::: Input rows :::

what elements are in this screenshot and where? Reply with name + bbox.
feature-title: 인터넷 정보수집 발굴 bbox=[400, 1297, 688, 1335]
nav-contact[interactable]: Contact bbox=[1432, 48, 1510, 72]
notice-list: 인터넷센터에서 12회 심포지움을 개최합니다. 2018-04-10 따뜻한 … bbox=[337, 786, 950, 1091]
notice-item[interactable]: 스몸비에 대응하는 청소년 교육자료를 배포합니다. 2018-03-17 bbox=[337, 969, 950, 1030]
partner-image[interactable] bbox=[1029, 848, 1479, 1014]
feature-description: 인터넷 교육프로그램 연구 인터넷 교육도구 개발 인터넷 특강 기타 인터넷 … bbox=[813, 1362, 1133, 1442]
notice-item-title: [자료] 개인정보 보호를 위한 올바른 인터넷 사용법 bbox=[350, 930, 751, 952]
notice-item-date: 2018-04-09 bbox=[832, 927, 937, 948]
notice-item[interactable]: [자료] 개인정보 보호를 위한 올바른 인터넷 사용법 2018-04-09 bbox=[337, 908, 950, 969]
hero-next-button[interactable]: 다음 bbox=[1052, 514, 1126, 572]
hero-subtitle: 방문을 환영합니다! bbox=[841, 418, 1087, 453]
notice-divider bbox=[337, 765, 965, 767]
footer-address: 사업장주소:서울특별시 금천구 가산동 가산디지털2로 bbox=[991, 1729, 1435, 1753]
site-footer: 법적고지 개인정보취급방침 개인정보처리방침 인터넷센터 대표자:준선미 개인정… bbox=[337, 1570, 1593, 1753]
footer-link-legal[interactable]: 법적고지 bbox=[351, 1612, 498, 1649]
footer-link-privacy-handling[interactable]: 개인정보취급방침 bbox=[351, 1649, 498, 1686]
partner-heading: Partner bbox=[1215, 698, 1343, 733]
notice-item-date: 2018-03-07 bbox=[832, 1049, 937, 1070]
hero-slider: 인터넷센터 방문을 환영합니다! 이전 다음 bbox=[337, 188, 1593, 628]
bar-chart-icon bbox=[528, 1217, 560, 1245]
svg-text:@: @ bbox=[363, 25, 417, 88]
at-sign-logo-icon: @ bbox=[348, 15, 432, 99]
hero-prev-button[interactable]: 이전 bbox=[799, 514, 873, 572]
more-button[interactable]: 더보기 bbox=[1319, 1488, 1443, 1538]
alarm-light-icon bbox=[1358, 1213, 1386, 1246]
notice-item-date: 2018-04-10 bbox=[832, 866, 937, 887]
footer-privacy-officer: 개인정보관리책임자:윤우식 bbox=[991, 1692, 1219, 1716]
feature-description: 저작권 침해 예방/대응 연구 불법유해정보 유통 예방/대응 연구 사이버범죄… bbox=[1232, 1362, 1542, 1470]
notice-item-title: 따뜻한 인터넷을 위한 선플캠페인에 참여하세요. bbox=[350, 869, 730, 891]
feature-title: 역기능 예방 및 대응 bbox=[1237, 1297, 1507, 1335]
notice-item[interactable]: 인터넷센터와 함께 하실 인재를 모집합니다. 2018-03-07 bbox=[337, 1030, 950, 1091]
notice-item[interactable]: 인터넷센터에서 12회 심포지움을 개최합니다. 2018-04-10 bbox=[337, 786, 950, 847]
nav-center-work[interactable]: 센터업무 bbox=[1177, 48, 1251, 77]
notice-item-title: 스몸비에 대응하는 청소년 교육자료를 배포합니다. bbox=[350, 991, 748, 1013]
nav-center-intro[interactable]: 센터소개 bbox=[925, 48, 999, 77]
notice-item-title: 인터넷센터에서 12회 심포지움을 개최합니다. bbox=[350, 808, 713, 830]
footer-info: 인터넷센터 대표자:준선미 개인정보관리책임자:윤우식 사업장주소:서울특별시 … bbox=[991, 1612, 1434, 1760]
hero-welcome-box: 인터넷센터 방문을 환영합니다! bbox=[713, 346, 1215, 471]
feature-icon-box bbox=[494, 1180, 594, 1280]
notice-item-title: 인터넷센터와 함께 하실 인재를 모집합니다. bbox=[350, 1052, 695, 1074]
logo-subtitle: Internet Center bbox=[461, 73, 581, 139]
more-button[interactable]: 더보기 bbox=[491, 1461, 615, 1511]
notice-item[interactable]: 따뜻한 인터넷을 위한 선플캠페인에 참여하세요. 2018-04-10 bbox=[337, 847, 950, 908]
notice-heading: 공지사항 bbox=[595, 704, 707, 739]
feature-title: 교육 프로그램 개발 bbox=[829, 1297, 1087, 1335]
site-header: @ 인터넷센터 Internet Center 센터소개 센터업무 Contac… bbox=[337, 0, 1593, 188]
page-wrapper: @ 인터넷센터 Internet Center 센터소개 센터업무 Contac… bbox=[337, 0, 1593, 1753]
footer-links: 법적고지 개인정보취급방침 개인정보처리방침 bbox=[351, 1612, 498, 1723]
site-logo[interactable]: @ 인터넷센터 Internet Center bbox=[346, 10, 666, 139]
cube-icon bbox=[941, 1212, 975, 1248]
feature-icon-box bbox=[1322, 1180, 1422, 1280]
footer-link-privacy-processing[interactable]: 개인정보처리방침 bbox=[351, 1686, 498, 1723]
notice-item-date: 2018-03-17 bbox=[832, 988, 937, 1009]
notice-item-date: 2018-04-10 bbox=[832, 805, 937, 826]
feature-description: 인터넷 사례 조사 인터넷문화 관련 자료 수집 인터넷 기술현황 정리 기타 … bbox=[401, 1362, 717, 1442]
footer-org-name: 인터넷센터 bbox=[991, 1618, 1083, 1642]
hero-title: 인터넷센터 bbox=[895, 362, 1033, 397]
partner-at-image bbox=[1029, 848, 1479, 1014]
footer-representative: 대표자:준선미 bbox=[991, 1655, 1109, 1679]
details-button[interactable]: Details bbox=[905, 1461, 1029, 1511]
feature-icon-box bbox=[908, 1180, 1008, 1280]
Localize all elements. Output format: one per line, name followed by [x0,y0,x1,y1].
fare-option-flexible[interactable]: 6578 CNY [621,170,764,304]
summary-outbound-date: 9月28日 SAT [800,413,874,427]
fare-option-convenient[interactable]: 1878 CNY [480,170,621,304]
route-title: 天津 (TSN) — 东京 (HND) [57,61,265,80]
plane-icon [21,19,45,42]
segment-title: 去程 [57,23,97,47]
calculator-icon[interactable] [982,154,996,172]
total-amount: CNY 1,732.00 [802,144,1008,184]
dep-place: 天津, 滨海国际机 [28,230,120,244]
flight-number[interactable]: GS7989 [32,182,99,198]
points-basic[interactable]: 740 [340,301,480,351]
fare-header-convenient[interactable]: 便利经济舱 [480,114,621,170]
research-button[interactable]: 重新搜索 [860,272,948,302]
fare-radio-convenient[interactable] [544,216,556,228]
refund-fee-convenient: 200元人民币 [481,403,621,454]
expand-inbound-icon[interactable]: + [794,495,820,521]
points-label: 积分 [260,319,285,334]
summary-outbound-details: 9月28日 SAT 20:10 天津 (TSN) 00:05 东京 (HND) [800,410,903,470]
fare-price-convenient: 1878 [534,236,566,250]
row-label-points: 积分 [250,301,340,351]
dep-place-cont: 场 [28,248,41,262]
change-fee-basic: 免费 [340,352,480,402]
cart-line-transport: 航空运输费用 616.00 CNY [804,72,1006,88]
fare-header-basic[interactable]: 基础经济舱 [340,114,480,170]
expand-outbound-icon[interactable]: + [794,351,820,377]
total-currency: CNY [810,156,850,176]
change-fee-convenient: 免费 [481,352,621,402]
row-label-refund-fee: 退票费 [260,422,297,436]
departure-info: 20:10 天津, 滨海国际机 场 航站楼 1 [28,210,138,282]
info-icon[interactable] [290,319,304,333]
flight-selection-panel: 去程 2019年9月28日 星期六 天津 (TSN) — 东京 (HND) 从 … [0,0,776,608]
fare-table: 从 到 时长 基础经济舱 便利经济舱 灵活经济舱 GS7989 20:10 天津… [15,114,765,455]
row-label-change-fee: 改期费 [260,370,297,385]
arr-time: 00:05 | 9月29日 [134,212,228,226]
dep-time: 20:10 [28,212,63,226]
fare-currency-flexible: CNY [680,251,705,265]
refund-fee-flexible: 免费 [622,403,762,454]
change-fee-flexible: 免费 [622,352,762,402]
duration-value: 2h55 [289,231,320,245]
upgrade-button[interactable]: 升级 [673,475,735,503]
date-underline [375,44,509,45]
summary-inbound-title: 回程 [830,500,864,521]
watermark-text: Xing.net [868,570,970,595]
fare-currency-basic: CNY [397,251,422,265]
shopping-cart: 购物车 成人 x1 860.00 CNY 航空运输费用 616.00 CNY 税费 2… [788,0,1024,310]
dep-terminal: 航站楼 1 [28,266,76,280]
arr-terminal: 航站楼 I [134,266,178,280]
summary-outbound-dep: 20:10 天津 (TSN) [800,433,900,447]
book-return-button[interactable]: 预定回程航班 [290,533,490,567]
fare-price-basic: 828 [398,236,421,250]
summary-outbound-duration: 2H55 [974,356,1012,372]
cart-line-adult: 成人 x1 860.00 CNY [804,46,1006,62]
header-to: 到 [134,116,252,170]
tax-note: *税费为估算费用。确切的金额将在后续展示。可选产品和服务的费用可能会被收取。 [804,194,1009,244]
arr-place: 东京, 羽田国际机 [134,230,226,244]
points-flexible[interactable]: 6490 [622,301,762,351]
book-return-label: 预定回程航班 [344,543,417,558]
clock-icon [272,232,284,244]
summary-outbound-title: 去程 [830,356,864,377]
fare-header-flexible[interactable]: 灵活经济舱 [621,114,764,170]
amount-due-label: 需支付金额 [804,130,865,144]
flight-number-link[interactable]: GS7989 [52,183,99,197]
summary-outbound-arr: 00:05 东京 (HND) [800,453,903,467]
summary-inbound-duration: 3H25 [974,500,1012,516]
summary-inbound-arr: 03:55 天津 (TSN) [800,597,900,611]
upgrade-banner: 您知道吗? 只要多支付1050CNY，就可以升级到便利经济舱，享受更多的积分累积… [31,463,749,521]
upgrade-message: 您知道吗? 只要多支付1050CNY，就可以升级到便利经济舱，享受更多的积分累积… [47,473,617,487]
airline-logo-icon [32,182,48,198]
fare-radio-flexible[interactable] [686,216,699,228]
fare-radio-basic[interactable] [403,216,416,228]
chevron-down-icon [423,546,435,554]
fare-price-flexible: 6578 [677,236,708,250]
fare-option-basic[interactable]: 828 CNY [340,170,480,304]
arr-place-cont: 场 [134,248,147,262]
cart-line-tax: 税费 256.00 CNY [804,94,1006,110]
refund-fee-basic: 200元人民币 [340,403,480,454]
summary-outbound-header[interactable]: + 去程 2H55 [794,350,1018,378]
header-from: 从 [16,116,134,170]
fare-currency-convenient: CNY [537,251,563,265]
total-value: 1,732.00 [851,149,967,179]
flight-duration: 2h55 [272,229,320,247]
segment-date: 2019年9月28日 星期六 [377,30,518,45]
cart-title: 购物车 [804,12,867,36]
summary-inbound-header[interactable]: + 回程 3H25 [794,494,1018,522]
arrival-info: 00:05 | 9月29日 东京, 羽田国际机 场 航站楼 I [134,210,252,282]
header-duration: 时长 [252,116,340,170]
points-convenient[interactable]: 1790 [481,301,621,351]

:::

> [The task]: Repeat these lines word for word, everything from the start of the material down to the line containing "svg-text:@: @ bbox=[363, 25, 417, 88]", both ends included.

> [Solution for this task]:
what elements are in this screenshot and where? Reply with name + bbox.
feature-title: 인터넷 정보수집 발굴 bbox=[400, 1297, 688, 1335]
nav-contact[interactable]: Contact bbox=[1432, 48, 1510, 72]
notice-list: 인터넷센터에서 12회 심포지움을 개최합니다. 2018-04-10 따뜻한 … bbox=[337, 786, 950, 1091]
notice-item[interactable]: 스몸비에 대응하는 청소년 교육자료를 배포합니다. 2018-03-17 bbox=[337, 969, 950, 1030]
partner-image[interactable] bbox=[1029, 848, 1479, 1014]
feature-description: 인터넷 교육프로그램 연구 인터넷 교육도구 개발 인터넷 특강 기타 인터넷 … bbox=[813, 1362, 1133, 1442]
notice-item-title: [자료] 개인정보 보호를 위한 올바른 인터넷 사용법 bbox=[350, 930, 751, 952]
notice-item-date: 2018-04-09 bbox=[832, 927, 937, 948]
notice-item[interactable]: [자료] 개인정보 보호를 위한 올바른 인터넷 사용법 2018-04-09 bbox=[337, 908, 950, 969]
hero-next-button[interactable]: 다음 bbox=[1052, 514, 1126, 572]
hero-subtitle: 방문을 환영합니다! bbox=[841, 418, 1087, 453]
notice-divider bbox=[337, 765, 965, 767]
footer-address: 사업장주소:서울특별시 금천구 가산동 가산디지털2로 bbox=[991, 1729, 1435, 1753]
site-footer: 법적고지 개인정보취급방침 개인정보처리방침 인터넷센터 대표자:준선미 개인정… bbox=[337, 1570, 1593, 1753]
footer-link-legal[interactable]: 법적고지 bbox=[351, 1612, 498, 1649]
footer-link-privacy-handling[interactable]: 개인정보취급방침 bbox=[351, 1649, 498, 1686]
partner-heading: Partner bbox=[1215, 698, 1343, 733]
notice-item-date: 2018-03-07 bbox=[832, 1049, 937, 1070]
hero-slider: 인터넷센터 방문을 환영합니다! 이전 다음 bbox=[337, 188, 1593, 628]
bar-chart-icon bbox=[528, 1217, 560, 1245]
svg-text:@: @ bbox=[363, 25, 417, 88]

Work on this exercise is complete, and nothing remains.